### Task directions
All entries are to be quoted exactly; the images stay out of the copy.

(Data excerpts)

╔══

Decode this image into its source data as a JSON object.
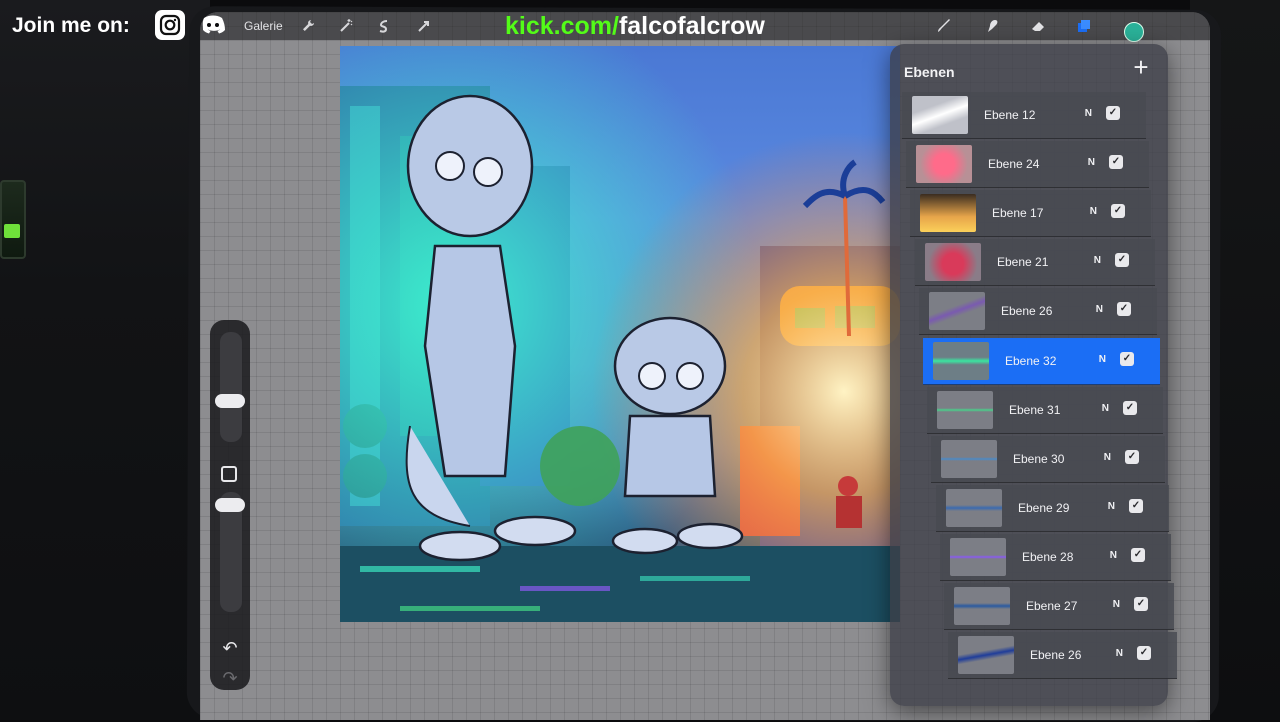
{
  "overlay": {
    "join_label": "Join me on:",
    "kick_domain": "kick.com/",
    "kick_user": "falcofalcrow"
  },
  "toolbar": {
    "gallery_label": "Galerie"
  },
  "layers_panel": {
    "title": "Ebenen",
    "add_label": "+",
    "layers": [
      {
        "name": "Ebene 12",
        "mode": "N",
        "visible": true,
        "selected": false
      },
      {
        "name": "Ebene 24",
        "mode": "N",
        "visible": true,
        "selected": false
      },
      {
        "name": "Ebene 17",
        "mode": "N",
        "visible": true,
        "selected": false
      },
      {
        "name": "Ebene 21",
        "mode": "N",
        "visible": true,
        "selected": false
      },
      {
        "name": "Ebene 26",
        "mode": "N",
        "visible": true,
        "selected": false
      },
      {
        "name": "Ebene 32",
        "mode": "N",
        "visible": true,
        "selected": true
      },
      {
        "name": "Ebene 31",
        "mode": "N",
        "visible": true,
        "selected": false
      },
      {
        "name": "Ebene 30",
        "mode": "N",
        "visible": true,
        "selected": false
      },
      {
        "name": "Ebene 29",
        "mode": "N",
        "visible": true,
        "selected": false
      },
      {
        "name": "Ebene 28",
        "mode": "N",
        "visible": true,
        "selected": false
      },
      {
        "name": "Ebene 27",
        "mode": "N",
        "visible": true,
        "selected": false
      },
      {
        "name": "Ebene 26",
        "mode": "N",
        "visible": true,
        "selected": false
      }
    ]
  },
  "colors": {
    "accent_selected": "#1b6ef5",
    "kick_green": "#53fc18",
    "current_color": "#2bb39a"
  },
  "icons": [
    "instagram-icon",
    "discord-icon",
    "wrench-icon",
    "magic-wand-icon",
    "selection-icon",
    "transform-icon",
    "brush-icon",
    "smudge-icon",
    "eraser-icon",
    "layers-icon",
    "color-icon",
    "undo-icon",
    "redo-icon"
  ]
}
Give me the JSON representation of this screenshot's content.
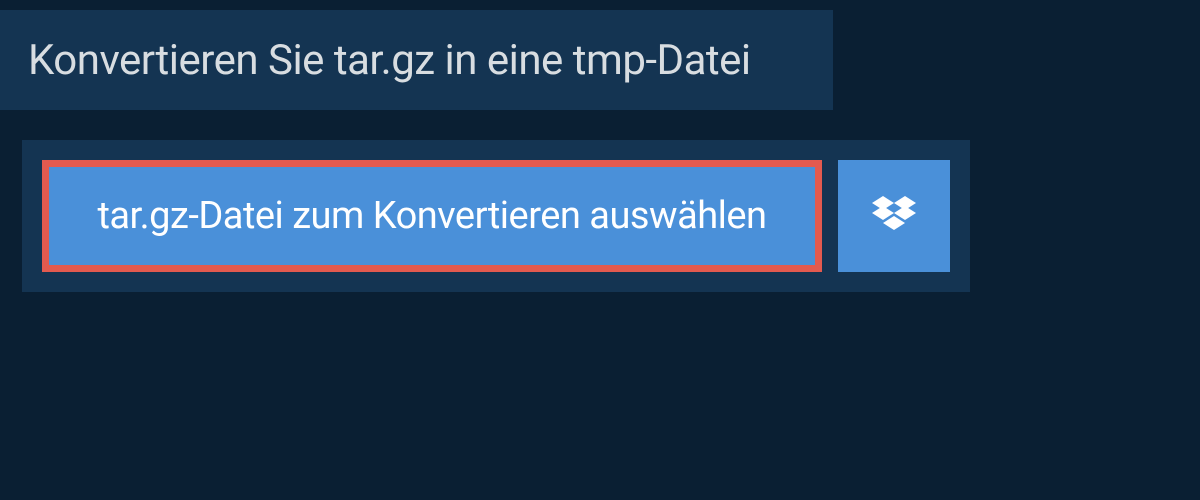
{
  "header": {
    "title": "Konvertieren Sie tar.gz in eine tmp-Datei"
  },
  "actions": {
    "select_file_label": "tar.gz-Datei zum Konvertieren auswählen"
  },
  "colors": {
    "page_bg": "#0a1f33",
    "panel_bg": "#143452",
    "button_bg": "#4a90d9",
    "highlight_border": "#e35a4f",
    "text_light": "#d8dde1",
    "text_white": "#ffffff"
  }
}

╚══

### Final answer
Decode this image into its source data as a JSON object.
{
  "overlay": {
    "join_label": "Join me on:",
    "kick_domain": "kick.com/",
    "kick_user": "falcofalcrow"
  },
  "toolbar": {
    "gallery_label": "Galerie"
  },
  "layers_panel": {
    "title": "Ebenen",
    "add_label": "+",
    "layers": [
      {
        "name": "Ebene 12",
        "mode": "N",
        "visible": true,
        "selected": false
      },
      {
        "name": "Ebene 24",
        "mode": "N",
        "visible": true,
        "selected": false
      },
      {
        "name": "Ebene 17",
        "mode": "N",
        "visible": true,
        "selected": false
      },
      {
        "name": "Ebene 21",
        "mode": "N",
        "visible": true,
        "selected": false
      },
      {
        "name": "Ebene 26",
        "mode": "N",
        "visible": true,
        "selected": false
      },
      {
        "name": "Ebene 32",
        "mode": "N",
        "visible": true,
        "selected": true
      },
      {
        "name": "Ebene 31",
        "mode": "N",
        "visible": true,
        "selected": false
      },
      {
        "name": "Ebene 30",
        "mode": "N",
        "visible": true,
        "selected": false
      },
      {
        "name": "Ebene 29",
        "mode": "N",
        "visible": true,
        "selected": false
      },
      {
        "name": "Ebene 28",
        "mode": "N",
        "visible": true,
        "selected": false
      },
      {
        "name": "Ebene 27",
        "mode": "N",
        "visible": true,
        "selected": false
      },
      {
        "name": "Ebene 26",
        "mode": "N",
        "visible": true,
        "selected": false
      }
    ]
  },
  "colors": {
    "accent_selected": "#1b6ef5",
    "kick_green": "#53fc18",
    "current_color": "#2bb39a"
  },
  "icons": [
    "instagram-icon",
    "discord-icon",
    "wrench-icon",
    "magic-wand-icon",
    "selection-icon",
    "transform-icon",
    "brush-icon",
    "smudge-icon",
    "eraser-icon",
    "layers-icon",
    "color-icon",
    "undo-icon",
    "redo-icon"
  ]
}
Give me the JSON representation of this screenshot's content.
{
  "header": {
    "title": "Konvertieren Sie tar.gz in eine tmp-Datei"
  },
  "actions": {
    "select_file_label": "tar.gz-Datei zum Konvertieren auswählen"
  },
  "colors": {
    "page_bg": "#0a1f33",
    "panel_bg": "#143452",
    "button_bg": "#4a90d9",
    "highlight_border": "#e35a4f",
    "text_light": "#d8dde1",
    "text_white": "#ffffff"
  }
}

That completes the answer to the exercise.